WRITTEN TASK> Take the entries below and print all of them exactly, please.

DATASET>
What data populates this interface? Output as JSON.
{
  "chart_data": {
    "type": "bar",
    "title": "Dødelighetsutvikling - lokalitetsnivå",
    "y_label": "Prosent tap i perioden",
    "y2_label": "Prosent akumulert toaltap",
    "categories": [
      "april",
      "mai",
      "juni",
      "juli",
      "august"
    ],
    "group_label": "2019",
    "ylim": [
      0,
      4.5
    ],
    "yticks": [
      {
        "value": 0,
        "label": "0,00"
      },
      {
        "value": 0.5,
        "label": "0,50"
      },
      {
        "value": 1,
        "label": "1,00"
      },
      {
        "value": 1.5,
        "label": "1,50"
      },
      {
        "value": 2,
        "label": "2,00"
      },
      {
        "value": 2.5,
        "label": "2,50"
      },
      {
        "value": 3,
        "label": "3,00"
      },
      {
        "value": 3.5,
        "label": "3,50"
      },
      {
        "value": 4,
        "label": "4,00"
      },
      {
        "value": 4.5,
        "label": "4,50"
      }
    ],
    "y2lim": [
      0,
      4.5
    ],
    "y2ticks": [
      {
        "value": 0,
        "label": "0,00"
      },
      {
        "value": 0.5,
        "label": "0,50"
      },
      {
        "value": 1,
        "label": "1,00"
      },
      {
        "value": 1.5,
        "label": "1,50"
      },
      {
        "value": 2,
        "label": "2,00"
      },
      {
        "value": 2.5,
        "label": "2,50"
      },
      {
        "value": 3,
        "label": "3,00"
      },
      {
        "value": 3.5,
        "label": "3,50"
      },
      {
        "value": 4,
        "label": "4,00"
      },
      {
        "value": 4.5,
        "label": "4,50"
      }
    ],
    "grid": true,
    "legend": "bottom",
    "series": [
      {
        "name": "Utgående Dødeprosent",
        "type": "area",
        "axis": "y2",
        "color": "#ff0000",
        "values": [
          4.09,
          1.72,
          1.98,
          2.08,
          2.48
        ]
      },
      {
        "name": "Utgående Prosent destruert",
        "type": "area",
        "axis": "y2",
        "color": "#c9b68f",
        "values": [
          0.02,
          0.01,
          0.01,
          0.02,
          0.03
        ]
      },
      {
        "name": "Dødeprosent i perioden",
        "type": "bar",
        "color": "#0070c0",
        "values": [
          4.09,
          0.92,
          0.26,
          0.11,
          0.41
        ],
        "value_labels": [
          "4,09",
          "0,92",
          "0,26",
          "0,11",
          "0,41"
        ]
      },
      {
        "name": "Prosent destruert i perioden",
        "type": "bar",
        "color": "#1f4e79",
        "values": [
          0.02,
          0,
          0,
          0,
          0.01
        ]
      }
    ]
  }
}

TASK RESULT>
What data populates this interface? Output as JSON.
{
  "chart_data": {
    "type": "bar",
    "title": "Dødelighetsutvikling - lokalitetsnivå",
    "y_label": "Prosent tap i perioden",
    "y2_label": "Prosent akumulert toaltap",
    "categories": [
      "april",
      "mai",
      "juni",
      "juli",
      "august"
    ],
    "group_label": "2019",
    "ylim": [
      0,
      4.5
    ],
    "yticks": [
      {
        "value": 0,
        "label": "0,00"
      },
      {
        "value": 0.5,
        "label": "0,50"
      },
      {
        "value": 1,
        "label": "1,00"
      },
      {
        "value": 1.5,
        "label": "1,50"
      },
      {
        "value": 2,
        "label": "2,00"
      },
      {
        "value": 2.5,
        "label": "2,50"
      },
      {
        "value": 3,
        "label": "3,00"
      },
      {
        "value": 3.5,
        "label": "3,50"
      },
      {
        "value": 4,
        "label": "4,00"
      },
      {
        "value": 4.5,
        "label": "4,50"
      }
    ],
    "y2lim": [
      0,
      4.5
    ],
    "y2ticks": [
      {
        "value": 0,
        "label": "0,00"
      },
      {
        "value": 0.5,
        "label": "0,50"
      },
      {
        "value": 1,
        "label": "1,00"
      },
      {
        "value": 1.5,
        "label": "1,50"
      },
      {
        "value": 2,
        "label": "2,00"
      },
      {
        "value": 2.5,
        "label": "2,50"
      },
      {
        "value": 3,
        "label": "3,00"
      },
      {
        "value": 3.5,
        "label": "3,50"
      },
      {
        "value": 4,
        "label": "4,00"
      },
      {
        "value": 4.5,
        "label": "4,50"
      }
    ],
    "grid": true,
    "legend": "bottom",
    "series": [
      {
        "name": "Utgående Dødeprosent",
        "type": "area",
        "axis": "y2",
        "color": "#ff0000",
        "values": [
          4.09,
          1.72,
          1.98,
          2.08,
          2.48
        ]
      },
      {
        "name": "Utgående Prosent destruert",
        "type": "area",
        "axis": "y2",
        "color": "#c9b68f",
        "values": [
          0.02,
          0.01,
          0.01,
          0.02,
          0.03
        ]
      },
      {
        "name": "Dødeprosent i perioden",
        "type": "bar",
        "color": "#0070c0",
        "values": [
          4.09,
          0.92,
          0.26,
          0.11,
          0.41
        ],
        "value_labels": [
          "4,09",
          "0,92",
          "0,26",
          "0,11",
          "0,41"
        ]
      },
      {
        "name": "Prosent destruert i perioden",
        "type": "bar",
        "color": "#1f4e79",
        "values": [
          0.02,
          0,
          0,
          0,
          0.01
        ]
      }
    ]
  }
}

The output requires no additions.